→ **WORK TO BE COMPLETED**
Look through the lines below and extract each one that contains "نیما".

→ **MATERIAL SHOWN**
-------------------------

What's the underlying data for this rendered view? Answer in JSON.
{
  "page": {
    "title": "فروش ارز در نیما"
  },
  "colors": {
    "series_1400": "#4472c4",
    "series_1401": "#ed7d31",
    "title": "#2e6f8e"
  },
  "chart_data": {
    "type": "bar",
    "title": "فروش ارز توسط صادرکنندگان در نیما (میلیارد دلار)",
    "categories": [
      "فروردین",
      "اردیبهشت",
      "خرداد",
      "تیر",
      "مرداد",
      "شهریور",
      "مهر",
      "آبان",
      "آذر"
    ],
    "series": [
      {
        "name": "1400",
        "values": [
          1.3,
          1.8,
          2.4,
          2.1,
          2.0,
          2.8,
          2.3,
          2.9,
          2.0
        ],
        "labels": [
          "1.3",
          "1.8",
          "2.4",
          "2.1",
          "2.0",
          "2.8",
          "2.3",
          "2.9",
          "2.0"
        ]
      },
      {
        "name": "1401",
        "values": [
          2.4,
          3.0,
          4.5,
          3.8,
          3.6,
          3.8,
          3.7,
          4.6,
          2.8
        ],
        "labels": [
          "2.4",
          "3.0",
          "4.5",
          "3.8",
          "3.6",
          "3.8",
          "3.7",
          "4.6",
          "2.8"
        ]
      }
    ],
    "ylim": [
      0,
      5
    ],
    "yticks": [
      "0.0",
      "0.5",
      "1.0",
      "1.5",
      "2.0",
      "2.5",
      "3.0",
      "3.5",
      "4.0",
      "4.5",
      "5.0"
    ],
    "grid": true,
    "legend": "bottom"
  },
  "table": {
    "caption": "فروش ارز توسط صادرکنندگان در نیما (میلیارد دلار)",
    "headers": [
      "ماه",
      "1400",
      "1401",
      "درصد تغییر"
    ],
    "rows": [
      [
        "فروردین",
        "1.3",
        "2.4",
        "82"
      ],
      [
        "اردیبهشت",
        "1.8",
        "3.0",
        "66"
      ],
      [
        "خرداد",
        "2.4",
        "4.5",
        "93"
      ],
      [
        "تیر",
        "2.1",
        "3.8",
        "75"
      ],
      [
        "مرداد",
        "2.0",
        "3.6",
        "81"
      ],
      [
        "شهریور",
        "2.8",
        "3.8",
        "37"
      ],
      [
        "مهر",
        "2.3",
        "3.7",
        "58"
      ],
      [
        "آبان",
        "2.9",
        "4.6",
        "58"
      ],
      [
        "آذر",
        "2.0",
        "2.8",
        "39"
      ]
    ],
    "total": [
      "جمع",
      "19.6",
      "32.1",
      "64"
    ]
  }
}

-------------------------

→ **THE ANSWER**
    "title": "فروش ارز در نیما"
    "title": "فروش ارز توسط صادرکنندگان در نیما (میلیارد دلار)",
    "caption": "فروش ارز توسط صادرکنندگان در نیما (میلیارد دلار)",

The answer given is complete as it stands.